- DESCRIPTION OF THE TASK
Return the records that follow unaltered. Omit every picture.

* START SOURCE DATA *

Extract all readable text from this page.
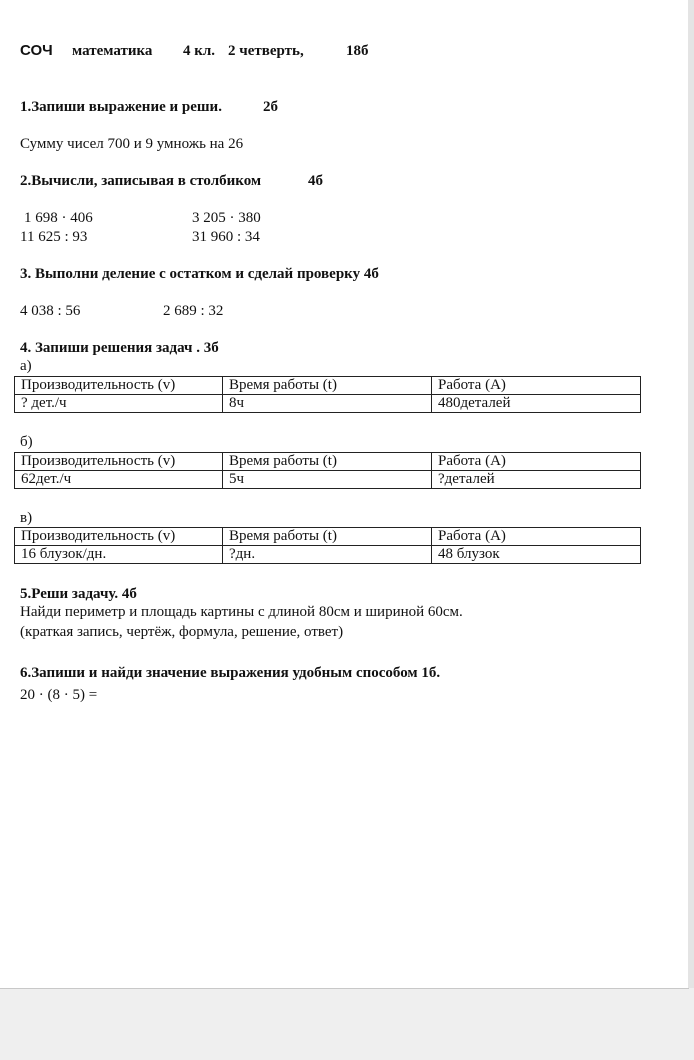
СОЧ математика 4 кл. 2 четверть,	18б
1.Запиши выражение и реши.	2б
Сумму чисел 700 и 9 умножь на 26
2.Вычисли, записывая в столбиком	4б
1 698 · 406	3 205 · 380
11 625 : 93	31 960 : 34
3. Выполни деление с остатком и сделай проверку 4б
4 038 : 56	2 689 : 32
4. Запиши решения задач . 3б
а)
Производительность (v)	Время работы (t)	Работа (А)
? дет./ч	8ч	480деталей
б)
Производительность (v)	Время работы (t)	Работа (А)
62дет./ч	5ч	?деталей
в)
Производительность (v)	Время работы (t)	Работа (А)
16 блузок/дн.	?дн.	48 блузок
5.Реши задачу. 4б
Найди периметр и площадь картины с длиной 80см и шириной 60см.
(краткая запись, чертёж, формула, решение, ответ)
6.Запиши и найди значение выражения удобным способом 1б.
20 · (8 · 5) =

* END SOURCE DATA *

- RESPONSE
Extract all readable text from this page.
СОЧ математика 4 кл. 2 четверть,	18б
1.Запиши выражение и реши.	2б
Сумму чисел 700 и 9 умножь на 26
2.Вычисли, записывая в столбиком	4б
1 698 · 406	3 205 · 380
11 625 : 93	31 960 : 34
3. Выполни деление с остатком и сделай проверку 4б
4 038 : 56	2 689 : 32
4. Запиши решения задач . 3б
а)
Производительность (v)	Время работы (t)	Работа (А)
? дет./ч	8ч	480деталей
б)
Производительность (v)	Время работы (t)	Работа (А)
62дет./ч	5ч	?деталей
в)
Производительность (v)	Время работы (t)	Работа (А)
16 блузок/дн.	?дн.	48 блузок
5.Реши задачу. 4б
Найди периметр и площадь картины с длиной 80см и шириной 60см.
(краткая запись, чертёж, формула, решение, ответ)
6.Запиши и найди значение выражения удобным способом 1б.
20 · (8 · 5) =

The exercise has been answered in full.